Repeat the whole listing exactly as written.

_DATASET ENTRIES:_
+---+
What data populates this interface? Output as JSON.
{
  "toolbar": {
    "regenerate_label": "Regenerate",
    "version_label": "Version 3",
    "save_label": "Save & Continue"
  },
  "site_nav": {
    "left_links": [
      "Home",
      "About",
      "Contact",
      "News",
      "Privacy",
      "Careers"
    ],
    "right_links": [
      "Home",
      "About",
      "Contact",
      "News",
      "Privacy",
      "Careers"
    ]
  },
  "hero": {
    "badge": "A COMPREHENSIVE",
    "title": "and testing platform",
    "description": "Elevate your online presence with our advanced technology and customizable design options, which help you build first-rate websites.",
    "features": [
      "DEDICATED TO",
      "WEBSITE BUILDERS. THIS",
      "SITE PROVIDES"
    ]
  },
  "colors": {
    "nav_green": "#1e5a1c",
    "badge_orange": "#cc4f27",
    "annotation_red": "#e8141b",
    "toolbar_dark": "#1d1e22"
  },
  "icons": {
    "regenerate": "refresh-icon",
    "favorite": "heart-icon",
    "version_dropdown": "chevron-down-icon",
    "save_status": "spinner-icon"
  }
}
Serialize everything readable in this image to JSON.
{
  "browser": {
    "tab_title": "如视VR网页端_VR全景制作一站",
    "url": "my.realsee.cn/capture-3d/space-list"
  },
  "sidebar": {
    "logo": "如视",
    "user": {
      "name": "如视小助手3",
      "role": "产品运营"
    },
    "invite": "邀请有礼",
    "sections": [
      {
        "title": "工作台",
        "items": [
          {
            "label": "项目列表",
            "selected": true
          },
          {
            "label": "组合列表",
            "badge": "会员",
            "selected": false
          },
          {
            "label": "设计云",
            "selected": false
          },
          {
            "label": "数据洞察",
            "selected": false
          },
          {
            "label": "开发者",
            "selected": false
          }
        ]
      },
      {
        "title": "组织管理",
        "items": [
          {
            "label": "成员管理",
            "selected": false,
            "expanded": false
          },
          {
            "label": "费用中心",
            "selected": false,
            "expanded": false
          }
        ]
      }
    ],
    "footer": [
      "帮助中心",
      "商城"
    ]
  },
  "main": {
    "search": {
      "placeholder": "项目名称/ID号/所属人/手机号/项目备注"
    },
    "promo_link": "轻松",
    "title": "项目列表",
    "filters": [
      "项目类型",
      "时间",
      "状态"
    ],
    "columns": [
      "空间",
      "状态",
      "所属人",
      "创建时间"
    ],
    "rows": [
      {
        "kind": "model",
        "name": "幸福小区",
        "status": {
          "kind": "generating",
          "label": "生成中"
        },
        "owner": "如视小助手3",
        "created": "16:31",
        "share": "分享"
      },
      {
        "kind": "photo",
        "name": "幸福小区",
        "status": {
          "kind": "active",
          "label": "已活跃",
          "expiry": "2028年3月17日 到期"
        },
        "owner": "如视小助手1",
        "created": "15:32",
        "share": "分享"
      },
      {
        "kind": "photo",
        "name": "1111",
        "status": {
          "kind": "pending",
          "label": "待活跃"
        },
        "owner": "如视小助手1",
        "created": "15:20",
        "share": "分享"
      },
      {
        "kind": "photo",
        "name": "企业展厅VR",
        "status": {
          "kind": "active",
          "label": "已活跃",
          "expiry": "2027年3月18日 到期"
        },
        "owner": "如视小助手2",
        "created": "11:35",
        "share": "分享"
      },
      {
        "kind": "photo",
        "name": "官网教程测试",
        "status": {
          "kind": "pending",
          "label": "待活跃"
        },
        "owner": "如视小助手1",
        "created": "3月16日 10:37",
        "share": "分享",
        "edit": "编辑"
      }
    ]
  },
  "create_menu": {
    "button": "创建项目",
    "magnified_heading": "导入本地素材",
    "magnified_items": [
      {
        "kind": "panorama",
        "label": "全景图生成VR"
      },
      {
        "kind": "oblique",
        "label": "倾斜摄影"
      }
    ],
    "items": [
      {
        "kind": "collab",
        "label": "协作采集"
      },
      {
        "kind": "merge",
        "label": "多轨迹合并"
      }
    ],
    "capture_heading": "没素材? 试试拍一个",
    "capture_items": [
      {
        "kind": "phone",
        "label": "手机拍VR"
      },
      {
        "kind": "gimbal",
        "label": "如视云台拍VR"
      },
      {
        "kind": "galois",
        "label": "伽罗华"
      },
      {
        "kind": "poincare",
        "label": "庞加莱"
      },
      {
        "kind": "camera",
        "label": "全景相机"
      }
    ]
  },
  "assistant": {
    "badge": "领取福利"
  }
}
+---+
_OUTPUT BELOW:_
What data populates this interface? Output as JSON.
{
  "toolbar": {
    "regenerate_label": "Regenerate",
    "version_label": "Version 3",
    "save_label": "Save & Continue"
  },
  "site_nav": {
    "left_links": [
      "Home",
      "About",
      "Contact",
      "News",
      "Privacy",
      "Careers"
    ],
    "right_links": [
      "Home",
      "About",
      "Contact",
      "News",
      "Privacy",
      "Careers"
    ]
  },
  "hero": {
    "badge": "A COMPREHENSIVE",
    "title": "and testing platform",
    "description": "Elevate your online presence with our advanced technology and customizable design options, which help you build first-rate websites.",
    "features": [
      "DEDICATED TO",
      "WEBSITE BUILDERS. THIS",
      "SITE PROVIDES"
    ]
  },
  "colors": {
    "nav_green": "#1e5a1c",
    "badge_orange": "#cc4f27",
    "annotation_red": "#e8141b",
    "toolbar_dark": "#1d1e22"
  },
  "icons": {
    "regenerate": "refresh-icon",
    "favorite": "heart-icon",
    "version_dropdown": "chevron-down-icon",
    "save_status": "spinner-icon"
  }
}
Serialize everything readable in this image to JSON.
{
  "browser": {
    "tab_title": "如视VR网页端_VR全景制作一站",
    "url": "my.realsee.cn/capture-3d/space-list"
  },
  "sidebar": {
    "logo": "如视",
    "user": {
      "name": "如视小助手3",
      "role": "产品运营"
    },
    "invite": "邀请有礼",
    "sections": [
      {
        "title": "工作台",
        "items": [
          {
            "label": "项目列表",
            "selected": true
          },
          {
            "label": "组合列表",
            "badge": "会员",
            "selected": false
          },
          {
            "label": "设计云",
            "selected": false
          },
          {
            "label": "数据洞察",
            "selected": false
          },
          {
            "label": "开发者",
            "selected": false
          }
        ]
      },
      {
        "title": "组织管理",
        "items": [
          {
            "label": "成员管理",
            "selected": false,
            "expanded": false
          },
          {
            "label": "费用中心",
            "selected": false,
            "expanded": false
          }
        ]
      }
    ],
    "footer": [
      "帮助中心",
      "商城"
    ]
  },
  "main": {
    "search": {
      "placeholder": "项目名称/ID号/所属人/手机号/项目备注"
    },
    "promo_link": "轻松",
    "title": "项目列表",
    "filters": [
      "项目类型",
      "时间",
      "状态"
    ],
    "columns": [
      "空间",
      "状态",
      "所属人",
      "创建时间"
    ],
    "rows": [
      {
        "kind": "model",
        "name": "幸福小区",
        "status": {
          "kind": "generating",
          "label": "生成中"
        },
        "owner": "如视小助手3",
        "created": "16:31",
        "share": "分享"
      },
      {
        "kind": "photo",
        "name": "幸福小区",
        "status": {
          "kind": "active",
          "label": "已活跃",
          "expiry": "2028年3月17日 到期"
        },
        "owner": "如视小助手1",
        "created": "15:32",
        "share": "分享"
      },
      {
        "kind": "photo",
        "name": "1111",
        "status": {
          "kind": "pending",
          "label": "待活跃"
        },
        "owner": "如视小助手1",
        "created": "15:20",
        "share": "分享"
      },
      {
        "kind": "photo",
        "name": "企业展厅VR",
        "status": {
          "kind": "active",
          "label": "已活跃",
          "expiry": "2027年3月18日 到期"
        },
        "owner": "如视小助手2",
        "created": "11:35",
        "share": "分享"
      },
      {
        "kind": "photo",
        "name": "官网教程测试",
        "status": {
          "kind": "pending",
          "label": "待活跃"
        },
        "owner": "如视小助手1",
        "created": "3月16日 10:37",
        "share": "分享",
        "edit": "编辑"
      }
    ]
  },
  "create_menu": {
    "button": "创建项目",
    "magnified_heading": "导入本地素材",
    "magnified_items": [
      {
        "kind": "panorama",
        "label": "全景图生成VR"
      },
      {
        "kind": "oblique",
        "label": "倾斜摄影"
      }
    ],
    "items": [
      {
        "kind": "collab",
        "label": "协作采集"
      },
      {
        "kind": "merge",
        "label": "多轨迹合并"
      }
    ],
    "capture_heading": "没素材? 试试拍一个",
    "capture_items": [
      {
        "kind": "phone",
        "label": "手机拍VR"
      },
      {
        "kind": "gimbal",
        "label": "如视云台拍VR"
      },
      {
        "kind": "galois",
        "label": "伽罗华"
      },
      {
        "kind": "poincare",
        "label": "庞加莱"
      },
      {
        "kind": "camera",
        "label": "全景相机"
      }
    ]
  },
  "assistant": {
    "badge": "领取福利"
  }
}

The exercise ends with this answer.